Stored records -
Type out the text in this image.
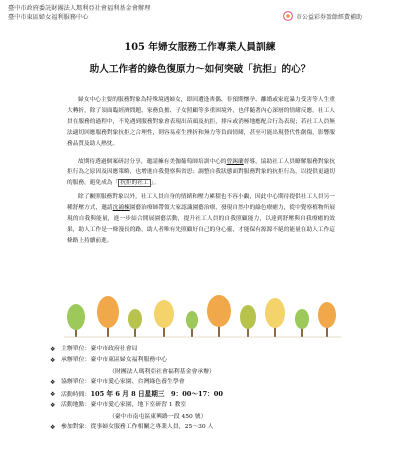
臺中市政府委託財團法人瑪利亞社會福利基金會辦理
臺中市東區婦女福利服務中心	市公益彩券盈餘經費補助
105 年婦女服務工作專業人員訓練
助人工作者的綠色復原力～如何突破「抗拒」的心？

婦女中心主要的服務對象為特殊境遇婦女，即因遭逢喪偶、非預期懷孕、離婚或家庭暴力受害等人生重大轉折，除了須面臨經濟問題、家務負擔、子女照顧等多重困境外，也伴隨著內心深層的情緒反應。社工人員在服務的過程中，不免遇到服務對象會表現出苗頭及抗拒，排斥或消極地應配合行為表現；若社工人員無法適切回應服務對象抗拒之合理性，則容易產生挫折和無力等負面情緒，甚至可能出現替代性創傷，影響服務品質及助人熱忱。

故期待透過個案研討分享，邀請擁有美伽葡萄師培訓中心的曾錫蘭督導，協助社工人員瞭解服務對象抗拒行為之原因及因應策略，也增進自我覺察與省思；調整自我狀態面對服務對象的抗拒行為，以提供更適切的服務，避免成為「 抗拒的社工 」。

除了關照服務對象以外，社工人員自身的情緒和壓力累積也不容小覷，因此中心期待提供社工人員另一種舒壓方式，邀請沈鴻棟園藝治療師帶領大家認識園藝治療，發現自然中的綠色療癒力，從中覺察植物所展現的自我與能量，進一步結合開展園藝活動，提升社工人員的自我照顧能力，以達到舒壓與自我療癒的效果，助人工作是一條漫長的路，助人者唯有先照顧好自己的身心靈，才能保有源源不絕的能量在助人工作這條路上持續前進。

❖ 主辦單位：臺中市政府社會局
❖ 承辦單位：臺中市東區婦女福利服務中心
（財團法人瑪利亞社會福利基金會承辦）
❖ 協辦單位：臺中市愛心家園、台灣綠色養生學會
❖ 活動時間：105 年 6 月 8 日星期三　9：00～17：00
❖ 活動地點：臺中市愛心家園，地下室研習 1 教室
（臺中市南屯區東興路一段 450 號）
❖ 參加對象：從事婦女服務工作相關之專業人員，25～30 人
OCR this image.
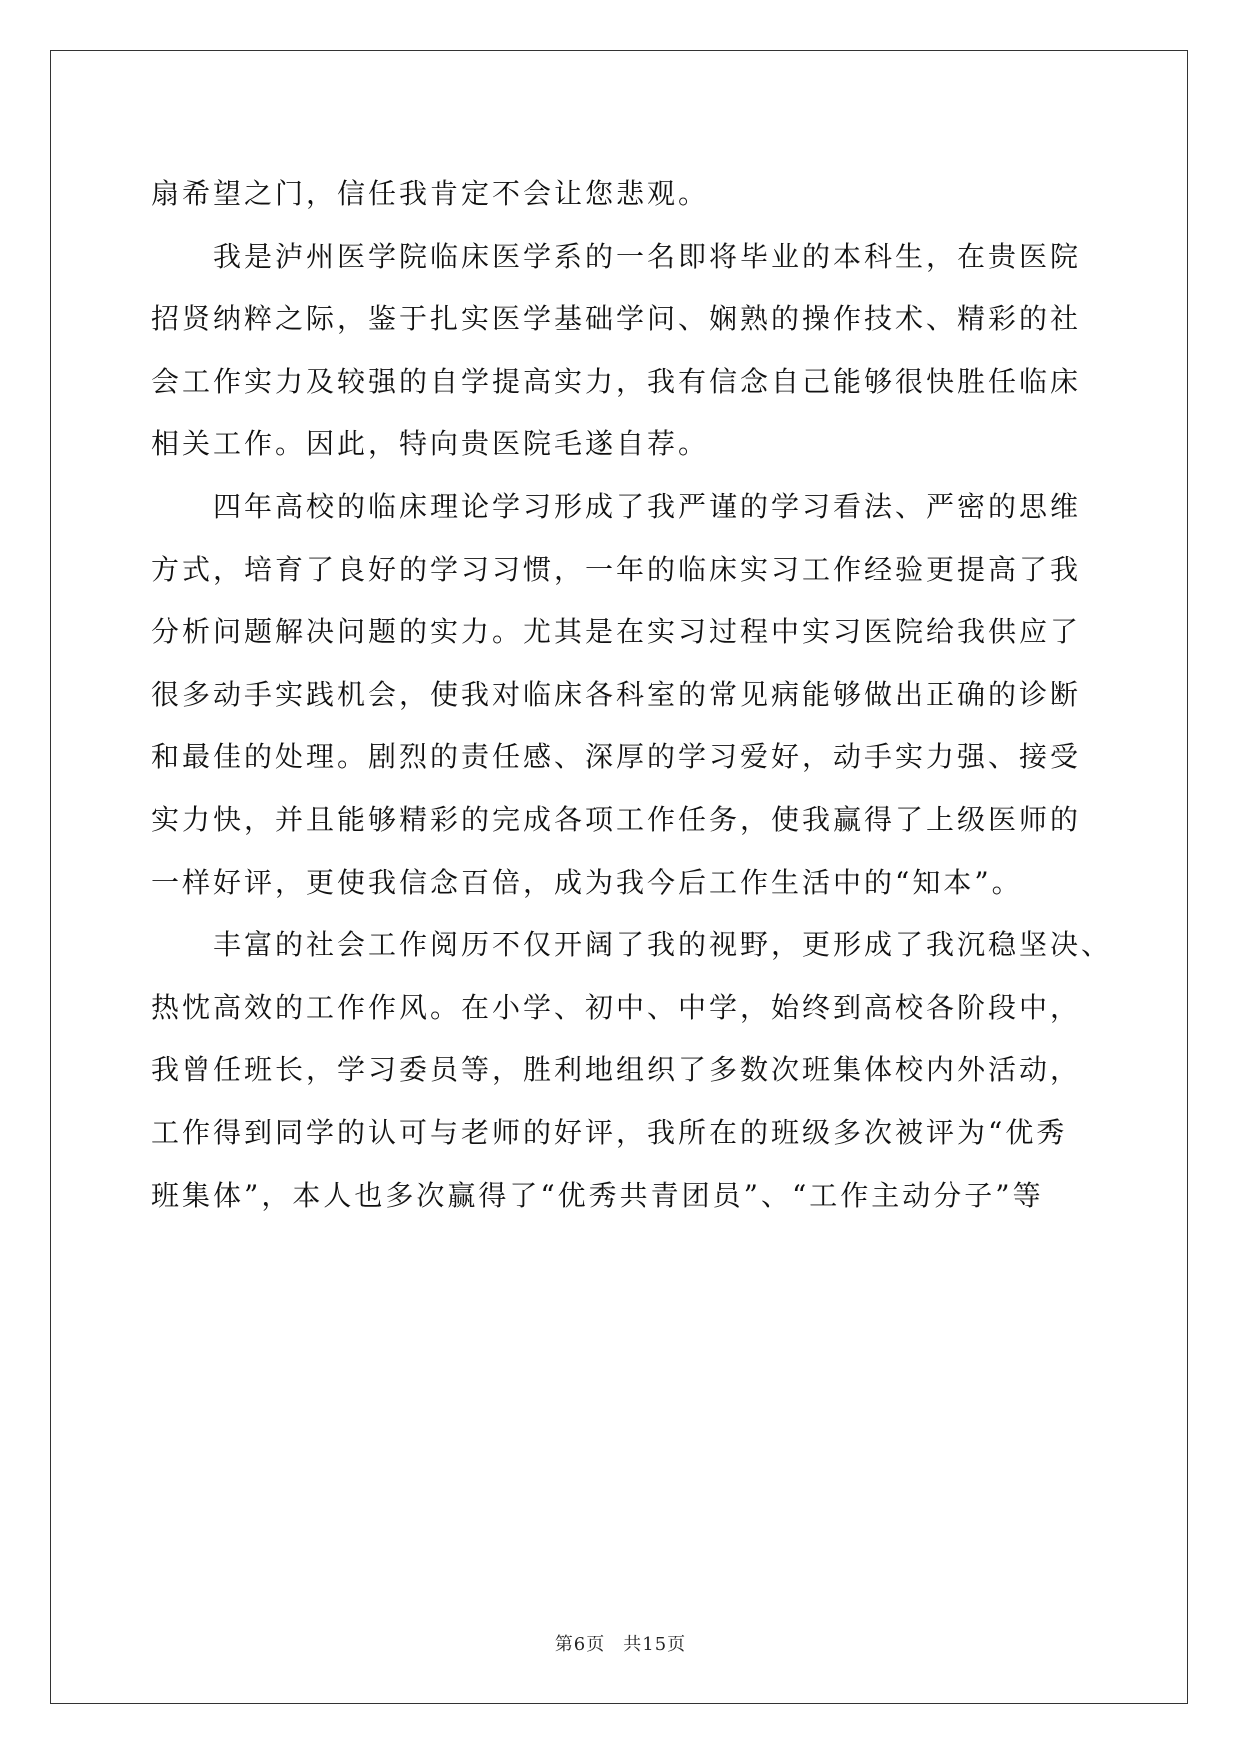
扇希望之门，信任我肯定不会让您悲观。

　　我是泸州医学院临床医学系的一名即将毕业的本科生，在贵医院

招贤纳粹之际，鉴于扎实医学基础学问、娴熟的操作技术、精彩的社

会工作实力及较强的自学提高实力，我有信念自己能够很快胜任临床

相关工作。因此，特向贵医院毛遂自荐。

　　四年高校的临床理论学习形成了我严谨的学习看法、严密的思维

方式，培育了良好的学习习惯，一年的临床实习工作经验更提高了我

分析问题解决问题的实力。尤其是在实习过程中实习医院给我供应了

很多动手实践机会，使我对临床各科室的常见病能够做出正确的诊断

和最佳的处理。剧烈的责任感、深厚的学习爱好，动手实力强、接受

实力快，并且能够精彩的完成各项工作任务，使我赢得了上级医师的

一样好评，更使我信念百倍，成为我今后工作生活中的“知本”。

　　丰富的社会工作阅历不仅开阔了我的视野，更形成了我沉稳坚决、

热忱高效的工作作风。在小学、初中、中学，始终到高校各阶段中，

我曾任班长，学习委员等，胜利地组织了多数次班集体校内外活动，

工作得到同学的认可与老师的好评，我所在的班级多次被评为“优秀

班集体”，本人也多次赢得了“优秀共青团员”、“工作主动分子”等

第6页 共15页
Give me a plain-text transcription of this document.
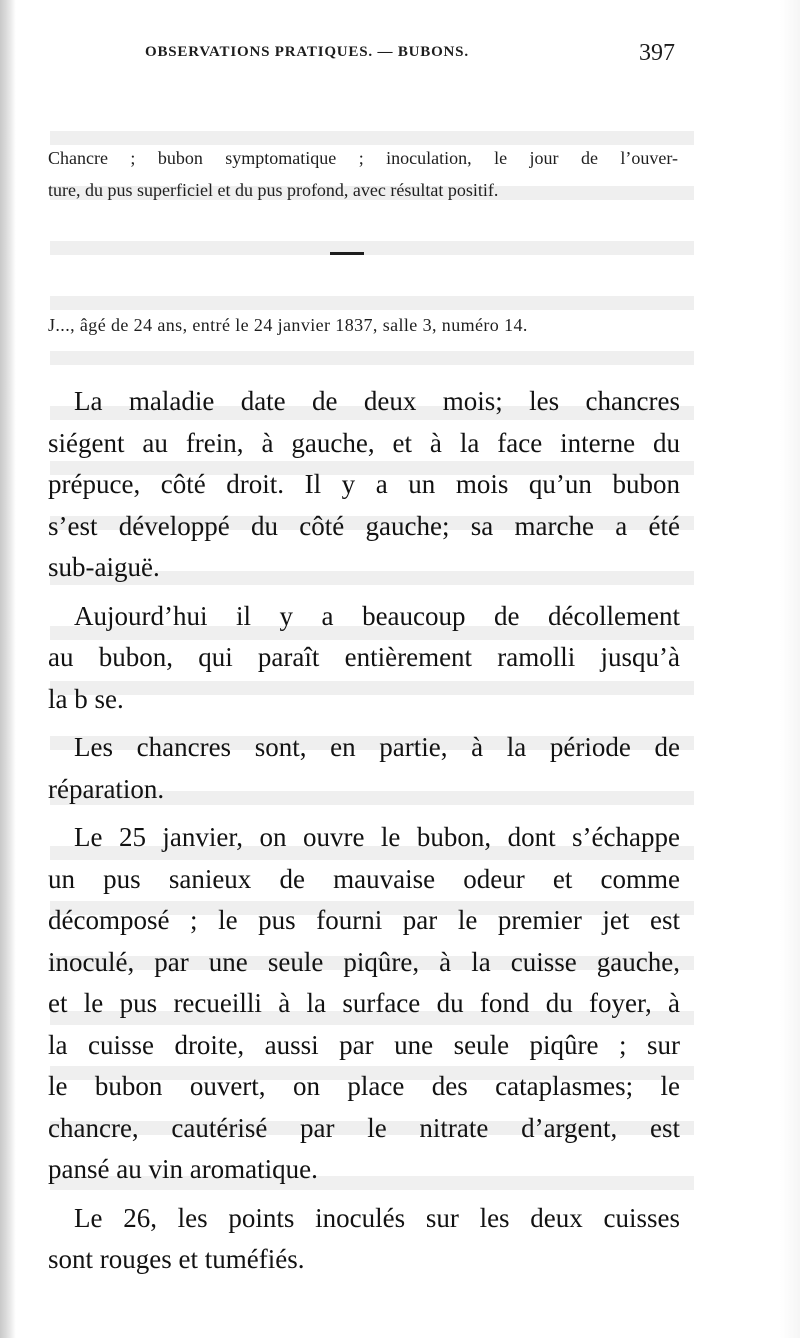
OBSERVATIONS PRATIQUES. — BUBONS.	397
Chancre ; bubon symptomatique ; inoculation, le jour de l’ouver-
ture, du pus superficiel et du pus profond, avec résultat positif.
J..., âgé de 24 ans, entré le 24 janvier 1837, salle 3, numéro 14.
La maladie date de deux mois; les chancres
siégent au frein, à gauche, et à la face interne du
prépuce, côté droit. Il y a un mois qu’un bubon
s’est développé du côté gauche; sa marche a été
sub-aiguë.
Aujourd’hui il y a beaucoup de décollement
au bubon, qui paraît entièrement ramolli jusqu’à
la b se.
Les chancres sont, en partie, à la période de
réparation.
Le 25 janvier, on ouvre le bubon, dont s’échappe
un pus sanieux de mauvaise odeur et comme
décomposé ; le pus fourni par le premier jet est
inoculé, par une seule piqûre, à la cuisse gauche,
et le pus recueilli à la surface du fond du foyer, à
la cuisse droite, aussi par une seule piqûre ; sur
le bubon ouvert, on place des cataplasmes; le
chancre, cautérisé par le nitrate d’argent, est
pansé au vin aromatique.
Le 26, les points inoculés sur les deux cuisses
sont rouges et tuméfiés.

PROBLEM DETAILS - Scan the material above. Extract every line in which the word "sont" occurs.

ANSWER FOR THIS EXERCISE -
Les chancres sont, en partie, à la période de
sont rouges et tuméfiés.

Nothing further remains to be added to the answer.